● **TASK DESCRIPTION**
List each line in which the string "label" appears.

● **DATA FOR THIS TASK**
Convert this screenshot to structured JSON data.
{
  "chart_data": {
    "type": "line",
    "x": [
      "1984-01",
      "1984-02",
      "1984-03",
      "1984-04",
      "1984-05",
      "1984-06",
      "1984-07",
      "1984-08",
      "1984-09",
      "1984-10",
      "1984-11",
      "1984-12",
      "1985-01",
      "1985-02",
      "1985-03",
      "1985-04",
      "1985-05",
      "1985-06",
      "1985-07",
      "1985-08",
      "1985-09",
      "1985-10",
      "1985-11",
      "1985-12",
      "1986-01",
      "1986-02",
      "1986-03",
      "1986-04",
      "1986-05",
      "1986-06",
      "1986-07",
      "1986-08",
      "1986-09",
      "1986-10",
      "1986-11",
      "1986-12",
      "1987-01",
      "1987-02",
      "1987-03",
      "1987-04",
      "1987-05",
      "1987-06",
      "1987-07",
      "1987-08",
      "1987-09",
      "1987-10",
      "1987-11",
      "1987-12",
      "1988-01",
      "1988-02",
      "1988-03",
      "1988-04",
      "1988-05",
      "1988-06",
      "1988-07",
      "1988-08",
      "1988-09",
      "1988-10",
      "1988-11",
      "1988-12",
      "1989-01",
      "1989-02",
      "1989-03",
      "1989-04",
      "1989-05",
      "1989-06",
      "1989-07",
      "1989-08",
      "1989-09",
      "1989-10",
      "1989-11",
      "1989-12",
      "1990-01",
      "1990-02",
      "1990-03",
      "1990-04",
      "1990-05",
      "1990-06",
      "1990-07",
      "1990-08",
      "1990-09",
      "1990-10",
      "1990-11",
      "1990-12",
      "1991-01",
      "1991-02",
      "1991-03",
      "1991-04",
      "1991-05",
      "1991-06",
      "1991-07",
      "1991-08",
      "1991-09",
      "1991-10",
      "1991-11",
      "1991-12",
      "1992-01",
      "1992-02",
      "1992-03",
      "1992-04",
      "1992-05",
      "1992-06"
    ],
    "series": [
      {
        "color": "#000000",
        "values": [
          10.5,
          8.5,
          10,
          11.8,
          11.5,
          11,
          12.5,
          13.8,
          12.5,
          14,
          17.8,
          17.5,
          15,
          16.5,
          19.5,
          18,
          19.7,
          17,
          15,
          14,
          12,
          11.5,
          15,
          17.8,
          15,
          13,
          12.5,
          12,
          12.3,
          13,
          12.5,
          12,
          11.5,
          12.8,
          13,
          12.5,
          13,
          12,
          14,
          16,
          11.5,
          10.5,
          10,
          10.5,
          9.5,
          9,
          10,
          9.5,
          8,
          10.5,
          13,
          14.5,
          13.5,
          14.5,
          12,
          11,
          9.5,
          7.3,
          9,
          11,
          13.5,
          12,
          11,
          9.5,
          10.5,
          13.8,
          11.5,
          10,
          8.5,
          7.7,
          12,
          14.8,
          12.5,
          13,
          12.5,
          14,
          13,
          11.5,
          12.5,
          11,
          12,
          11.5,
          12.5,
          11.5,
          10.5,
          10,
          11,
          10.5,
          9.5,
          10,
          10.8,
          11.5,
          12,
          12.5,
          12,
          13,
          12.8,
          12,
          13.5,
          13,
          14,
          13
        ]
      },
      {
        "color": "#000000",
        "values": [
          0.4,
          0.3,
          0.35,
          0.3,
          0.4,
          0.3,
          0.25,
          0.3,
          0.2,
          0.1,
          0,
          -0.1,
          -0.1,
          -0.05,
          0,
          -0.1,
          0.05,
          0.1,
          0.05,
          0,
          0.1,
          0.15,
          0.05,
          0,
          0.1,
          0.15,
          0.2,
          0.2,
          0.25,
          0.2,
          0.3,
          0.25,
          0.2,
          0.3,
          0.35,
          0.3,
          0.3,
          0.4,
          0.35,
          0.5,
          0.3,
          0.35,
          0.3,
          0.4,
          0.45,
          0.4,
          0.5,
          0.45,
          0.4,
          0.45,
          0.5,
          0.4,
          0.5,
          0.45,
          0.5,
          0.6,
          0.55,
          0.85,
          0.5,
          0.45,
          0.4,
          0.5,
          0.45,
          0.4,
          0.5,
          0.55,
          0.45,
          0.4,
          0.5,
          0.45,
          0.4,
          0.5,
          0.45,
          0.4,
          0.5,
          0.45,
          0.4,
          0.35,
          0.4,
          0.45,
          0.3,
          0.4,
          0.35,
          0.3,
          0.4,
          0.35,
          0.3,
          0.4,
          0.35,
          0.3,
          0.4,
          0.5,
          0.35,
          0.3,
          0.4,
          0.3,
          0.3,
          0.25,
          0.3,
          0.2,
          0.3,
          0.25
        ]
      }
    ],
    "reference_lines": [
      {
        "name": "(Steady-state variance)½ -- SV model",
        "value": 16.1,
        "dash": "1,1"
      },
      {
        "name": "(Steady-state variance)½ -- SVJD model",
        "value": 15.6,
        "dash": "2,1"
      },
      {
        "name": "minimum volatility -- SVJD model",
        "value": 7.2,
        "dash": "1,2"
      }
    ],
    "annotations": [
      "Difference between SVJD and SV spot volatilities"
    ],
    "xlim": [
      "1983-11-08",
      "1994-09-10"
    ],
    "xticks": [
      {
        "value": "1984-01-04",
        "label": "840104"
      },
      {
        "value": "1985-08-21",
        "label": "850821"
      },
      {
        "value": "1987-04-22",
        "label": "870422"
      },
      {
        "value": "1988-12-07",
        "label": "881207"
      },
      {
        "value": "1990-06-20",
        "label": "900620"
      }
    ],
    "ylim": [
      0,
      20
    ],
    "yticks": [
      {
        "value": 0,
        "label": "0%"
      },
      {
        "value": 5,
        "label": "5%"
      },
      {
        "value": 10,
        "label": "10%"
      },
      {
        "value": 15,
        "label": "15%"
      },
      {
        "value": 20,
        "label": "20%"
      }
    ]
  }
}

● **RESULT**
        "label": "840104"
        "label": "850821"
        "label": "870422"
        "label": "881207"
        "label": "900620"
        "label": "0%"
        "label": "5%"
        "label": "10%"
        "label": "15%"
        "label": "20%"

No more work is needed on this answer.